Dataset items
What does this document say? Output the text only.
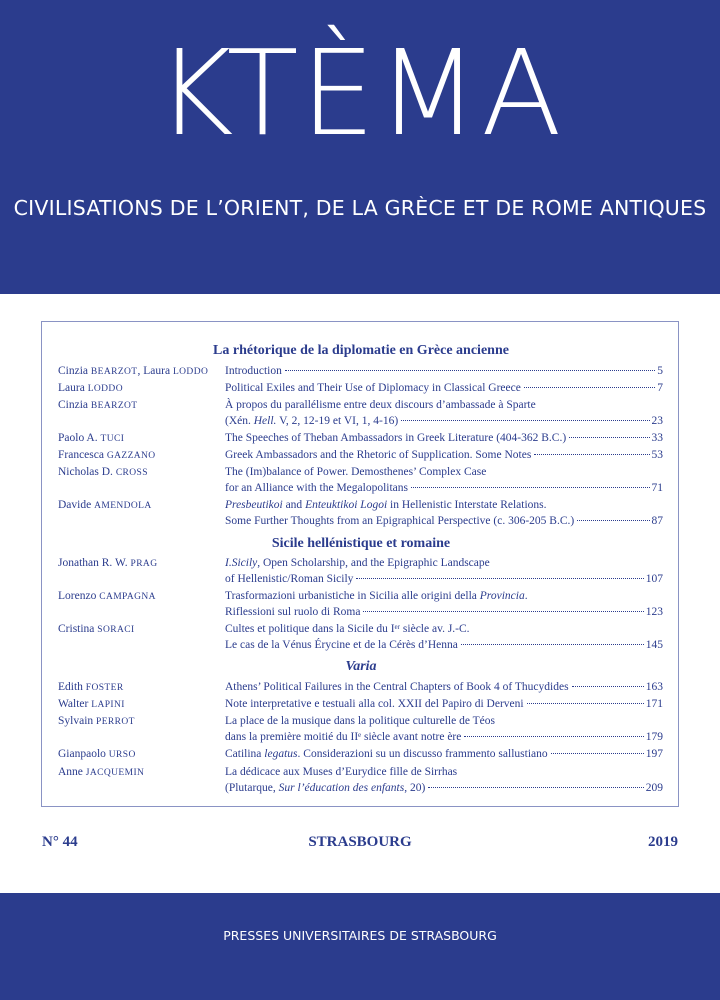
KTÈMA
CIVILISATIONS DE L’ORIENT, DE LA GRÈCE ET DE ROME ANTIQUES
La rhétorique de la diplomatie en Grèce ancienne
Cinzia BEARZOT, Laura LODDO	Introduction	5
Laura LODDO	Political Exiles and Their Use of Diplomacy in Classical Greece	7
Cinzia BEARZOT	À propos du parallélisme entre deux discours d’ambassade à Sparte
(Xén. Hell. V, 2, 12-19 et VI, 1, 4-16)	23
Paolo A. TUCI	The Speeches of Theban Ambassadors in Greek Literature (404-362 B.C.)	33
Francesca GAZZANO	Greek Ambassadors and the Rhetoric of Supplication. Some Notes	53
Nicholas D. CROSS	The (Im)balance of Power. Demosthenes’ Complex Case
for an Alliance with the Megalopolitans	71
Davide AMENDOLA	Presbeutikoi and Enteuktikoi Logoi in Hellenistic Interstate Relations.
Some Further Thoughts from an Epigraphical Perspective (c. 306-205 B.C.)	87
Sicile hellénistique et romaine
Jonathan R. W. PRAG	I.Sicily, Open Scholarship, and the Epigraphic Landscape
of Hellenistic/Roman Sicily	107
Lorenzo CAMPAGNA	Trasformazioni urbanistiche in Sicilia alle origini della Provincia.
Riflessioni sul ruolo di Roma	123
Cristina SORACI	Cultes et politique dans la Sicile du Iᵉʳ siècle av. J.-C.
Le cas de la Vénus Érycine et de la Cérès d’Henna	145
Varia
Edith FOSTER	Athens’ Political Failures in the Central Chapters of Book 4 of Thucydides	163
Walter LAPINI	Note interpretative e testuali alla col. XXII del Papiro di Derveni	171
Sylvain PERROT	La place de la musique dans la politique culturelle de Téos
dans la première moitié du IIᵉ siècle avant notre ère	179
Gianpaolo URSO	Catilina legatus. Considerazioni su un discusso frammento sallustiano	197
Anne JACQUEMIN	La dédicace aux Muses d’Eurydice fille de Sirrhas
(Plutarque, Sur l’éducation des enfants, 20)	209
N° 44	STRASBOURG	2019
PRESSES UNIVERSITAIRES DE STRASBOURG
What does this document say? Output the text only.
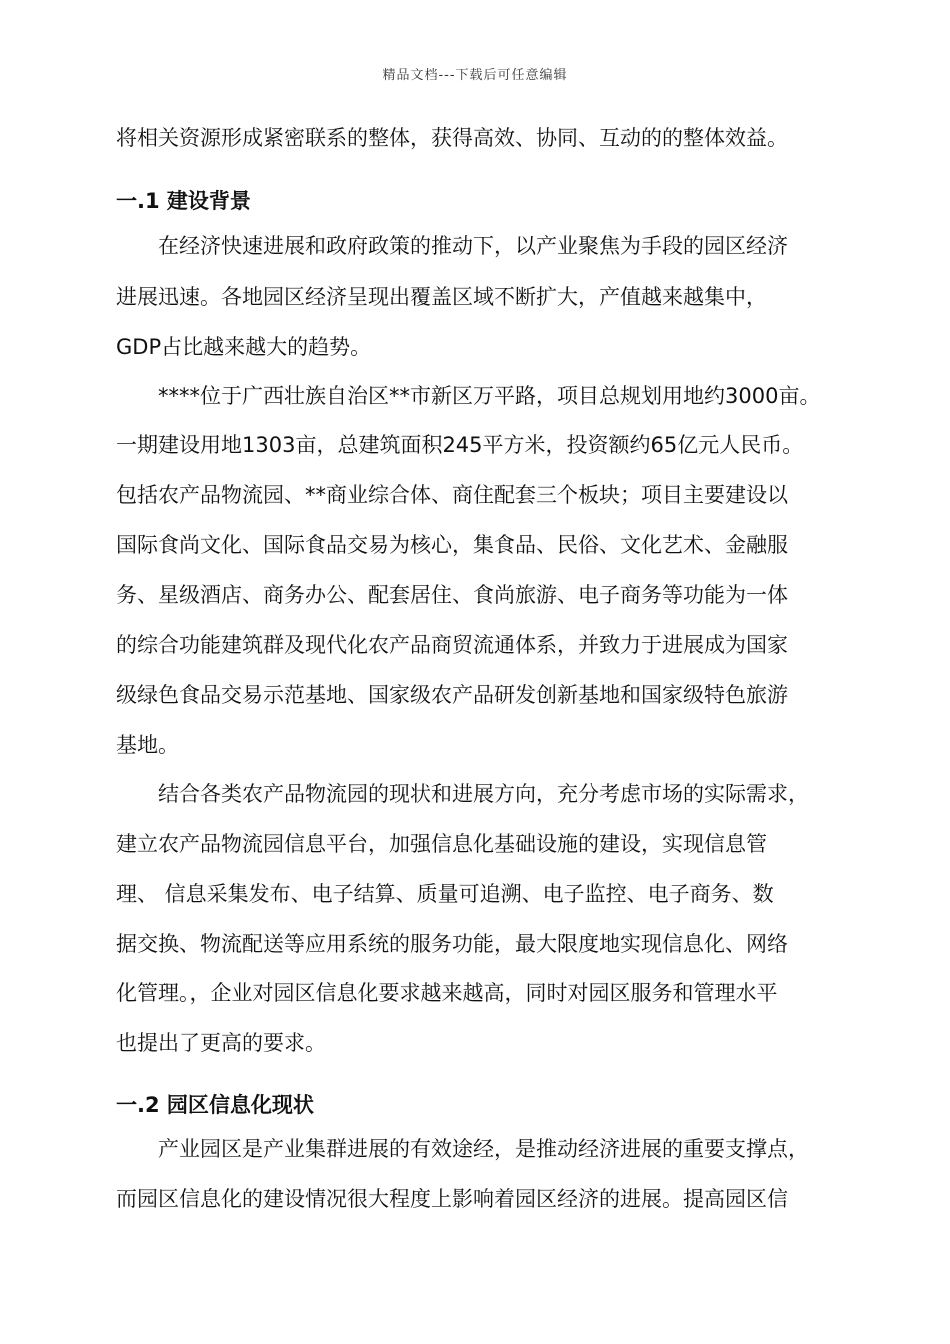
精品文档---下载后可任意编辑
将相关资源形成紧密联系的整体，获得高效、协同、互动的的整体效益。
一.1 建设背景
在经济快速进展和政府政策的推动下，以产业聚焦为手段的园区经济
进展迅速。各地园区经济呈现出覆盖区域不断扩大，产值越来越集中，
GDP占比越来越大的趋势。
****位于广西壮族自治区**市新区万平路，项目总规划用地约3000亩。
一期建设用地1303亩，总建筑面积245平方米，投资额约65亿元人民币。
包括农产品物流园、**商业综合体、商住配套三个板块；项目主要建设以
国际食尚文化、国际食品交易为核心，集食品、民俗、文化艺术、金融服
务、星级酒店、商务办公、配套居住、食尚旅游、电子商务等功能为一体
的综合功能建筑群及现代化农产品商贸流通体系，并致力于进展成为国家
级绿色食品交易示范基地、国家级农产品研发创新基地和国家级特色旅游
基地。
结合各类农产品物流园的现状和进展方向，充分考虑市场的实际需求，
建立农产品物流园信息平台，加强信息化基础设施的建设，实现信息管
理、 信息采集发布、电子结算、质量可追溯、电子监控、电子商务、数
据交换、物流配送等应用系统的服务功能，最大限度地实现信息化、网络
化管理。，企业对园区信息化要求越来越高，同时对园区服务和管理水平
也提出了更高的要求。
一.2 园区信息化现状
产业园区是产业集群进展的有效途经，是推动经济进展的重要支撑点，
而园区信息化的建设情况很大程度上影响着园区经济的进展。提高园区信
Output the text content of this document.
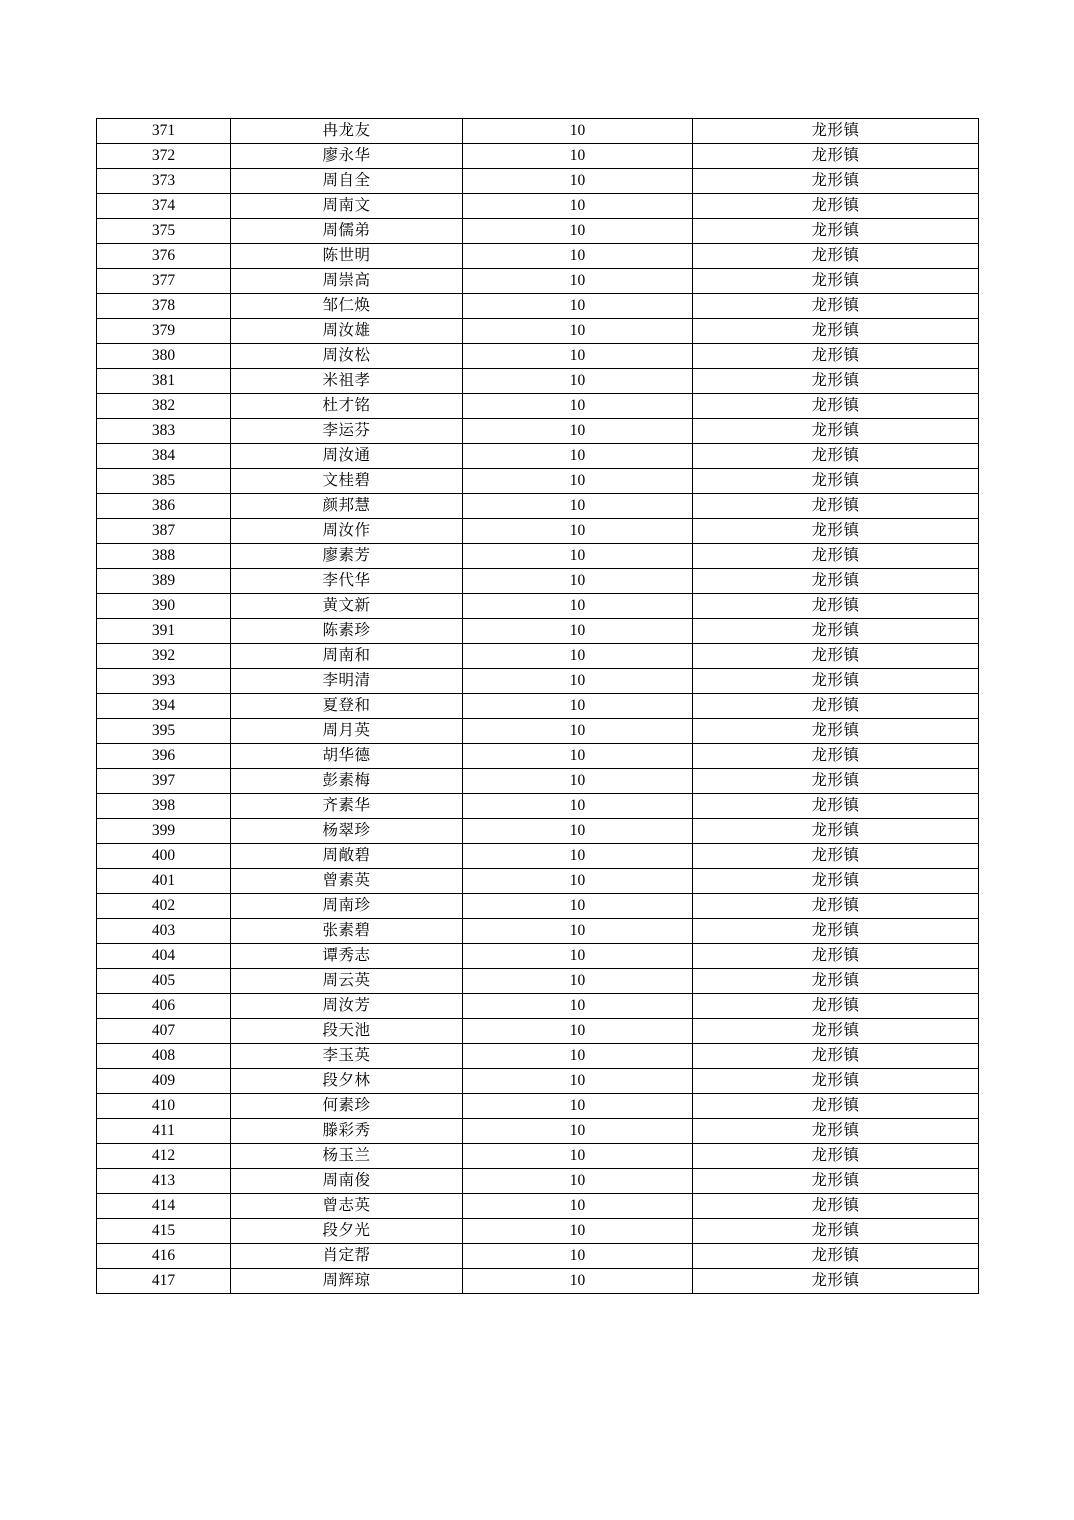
371	冉龙友	10	龙形镇
372	廖永华	10	龙形镇
373	周自全	10	龙形镇
374	周南文	10	龙形镇
375	周儒弟	10	龙形镇
376	陈世明	10	龙形镇
377	周崇高	10	龙形镇
378	邹仁焕	10	龙形镇
379	周汝雄	10	龙形镇
380	周汝松	10	龙形镇
381	米祖孝	10	龙形镇
382	杜才铭	10	龙形镇
383	李运芬	10	龙形镇
384	周汝通	10	龙形镇
385	文桂碧	10	龙形镇
386	颜邦慧	10	龙形镇
387	周汝作	10	龙形镇
388	廖素芳	10	龙形镇
389	李代华	10	龙形镇
390	黄文新	10	龙形镇
391	陈素珍	10	龙形镇
392	周南和	10	龙形镇
393	李明清	10	龙形镇
394	夏登和	10	龙形镇
395	周月英	10	龙形镇
396	胡华德	10	龙形镇
397	彭素梅	10	龙形镇
398	齐素华	10	龙形镇
399	杨翠珍	10	龙形镇
400	周敞碧	10	龙形镇
401	曾素英	10	龙形镇
402	周南珍	10	龙形镇
403	张素碧	10	龙形镇
404	谭秀志	10	龙形镇
405	周云英	10	龙形镇
406	周汝芳	10	龙形镇
407	段天池	10	龙形镇
408	李玉英	10	龙形镇
409	段夕林	10	龙形镇
410	何素珍	10	龙形镇
411	滕彩秀	10	龙形镇
412	杨玉兰	10	龙形镇
413	周南俊	10	龙形镇
414	曾志英	10	龙形镇
415	段夕光	10	龙形镇
416	肖定帮	10	龙形镇
417	周辉琼	10	龙形镇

• _EXERCISE INSTRUCTIONS_
Across the records above, count the lines holding "Ambassadors" and reply with that number alone.

• _EXERCISE ANSWER_
2